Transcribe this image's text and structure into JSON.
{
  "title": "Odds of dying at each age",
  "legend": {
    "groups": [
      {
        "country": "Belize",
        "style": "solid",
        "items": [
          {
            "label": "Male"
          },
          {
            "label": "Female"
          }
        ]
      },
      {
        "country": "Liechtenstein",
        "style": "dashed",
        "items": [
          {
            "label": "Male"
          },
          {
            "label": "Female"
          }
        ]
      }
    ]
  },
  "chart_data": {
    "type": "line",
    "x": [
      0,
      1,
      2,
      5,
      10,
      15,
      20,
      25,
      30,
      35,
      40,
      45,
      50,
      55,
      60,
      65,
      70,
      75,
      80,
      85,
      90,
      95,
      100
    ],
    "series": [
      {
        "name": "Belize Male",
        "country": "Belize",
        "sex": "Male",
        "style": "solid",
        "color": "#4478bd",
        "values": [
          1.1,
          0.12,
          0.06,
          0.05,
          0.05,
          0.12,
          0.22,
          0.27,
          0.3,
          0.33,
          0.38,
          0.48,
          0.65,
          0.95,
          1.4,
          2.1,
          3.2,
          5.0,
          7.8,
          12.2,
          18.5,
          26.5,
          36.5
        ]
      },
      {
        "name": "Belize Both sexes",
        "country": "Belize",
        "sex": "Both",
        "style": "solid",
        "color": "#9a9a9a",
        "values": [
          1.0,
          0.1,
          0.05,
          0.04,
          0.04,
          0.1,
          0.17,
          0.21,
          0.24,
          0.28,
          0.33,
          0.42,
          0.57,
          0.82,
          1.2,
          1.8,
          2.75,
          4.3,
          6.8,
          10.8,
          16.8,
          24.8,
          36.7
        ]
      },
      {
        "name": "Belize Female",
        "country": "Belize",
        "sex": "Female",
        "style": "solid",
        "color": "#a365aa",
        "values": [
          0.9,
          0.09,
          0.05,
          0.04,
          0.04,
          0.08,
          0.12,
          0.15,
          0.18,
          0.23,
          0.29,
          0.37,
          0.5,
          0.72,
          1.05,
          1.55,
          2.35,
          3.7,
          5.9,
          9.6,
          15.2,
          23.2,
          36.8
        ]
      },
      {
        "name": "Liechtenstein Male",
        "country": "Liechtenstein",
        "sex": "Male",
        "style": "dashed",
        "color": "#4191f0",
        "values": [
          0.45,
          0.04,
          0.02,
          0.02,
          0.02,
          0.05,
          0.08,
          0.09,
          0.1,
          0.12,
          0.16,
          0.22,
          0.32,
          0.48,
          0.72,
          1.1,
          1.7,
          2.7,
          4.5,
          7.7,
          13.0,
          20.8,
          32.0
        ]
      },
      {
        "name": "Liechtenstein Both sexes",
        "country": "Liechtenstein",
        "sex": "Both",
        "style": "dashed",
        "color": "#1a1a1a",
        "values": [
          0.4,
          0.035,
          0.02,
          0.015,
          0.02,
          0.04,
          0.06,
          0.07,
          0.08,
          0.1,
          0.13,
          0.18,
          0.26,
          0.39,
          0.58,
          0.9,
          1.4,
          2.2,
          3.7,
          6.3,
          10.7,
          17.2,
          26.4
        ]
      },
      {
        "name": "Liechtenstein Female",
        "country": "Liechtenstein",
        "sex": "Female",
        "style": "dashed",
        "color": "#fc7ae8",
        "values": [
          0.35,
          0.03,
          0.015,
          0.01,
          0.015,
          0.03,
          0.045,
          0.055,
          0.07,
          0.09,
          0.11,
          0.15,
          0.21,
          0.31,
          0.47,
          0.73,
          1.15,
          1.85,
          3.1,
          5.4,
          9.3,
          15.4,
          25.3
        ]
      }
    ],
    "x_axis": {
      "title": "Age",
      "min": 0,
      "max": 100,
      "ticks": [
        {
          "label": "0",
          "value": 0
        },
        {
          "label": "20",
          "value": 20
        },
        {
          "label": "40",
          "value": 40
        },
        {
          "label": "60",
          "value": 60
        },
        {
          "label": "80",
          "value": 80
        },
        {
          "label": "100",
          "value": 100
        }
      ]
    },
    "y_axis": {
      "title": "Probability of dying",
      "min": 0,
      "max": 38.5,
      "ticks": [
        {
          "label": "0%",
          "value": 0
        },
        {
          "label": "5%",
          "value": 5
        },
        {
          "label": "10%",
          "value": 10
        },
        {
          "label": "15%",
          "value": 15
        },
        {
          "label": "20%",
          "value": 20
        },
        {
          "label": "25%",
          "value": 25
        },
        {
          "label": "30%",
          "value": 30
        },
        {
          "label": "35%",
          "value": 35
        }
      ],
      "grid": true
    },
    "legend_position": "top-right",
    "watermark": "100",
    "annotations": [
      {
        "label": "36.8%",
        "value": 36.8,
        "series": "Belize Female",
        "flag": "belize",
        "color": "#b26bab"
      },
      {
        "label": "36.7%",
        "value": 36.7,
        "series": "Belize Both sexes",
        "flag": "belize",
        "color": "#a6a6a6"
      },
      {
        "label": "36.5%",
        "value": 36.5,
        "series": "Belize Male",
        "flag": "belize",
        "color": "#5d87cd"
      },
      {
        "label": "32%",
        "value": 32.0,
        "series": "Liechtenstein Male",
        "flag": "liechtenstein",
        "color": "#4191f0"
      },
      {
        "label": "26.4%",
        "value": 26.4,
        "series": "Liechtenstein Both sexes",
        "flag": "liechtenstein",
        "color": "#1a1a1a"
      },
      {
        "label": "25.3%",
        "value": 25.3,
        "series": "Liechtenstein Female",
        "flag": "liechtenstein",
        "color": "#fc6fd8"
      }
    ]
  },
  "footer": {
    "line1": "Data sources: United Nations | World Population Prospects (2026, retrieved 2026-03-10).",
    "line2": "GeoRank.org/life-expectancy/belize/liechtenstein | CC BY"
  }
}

◆ ◆ ◆ ◆ ◆

WRITTEN INSTRUCTION:
Wherever "title" shows up in a line, copy that line.

RESULT BELOW:
  "title": "Odds of dying at each age",
      "title": "Age",
      "title": "Probability of dying",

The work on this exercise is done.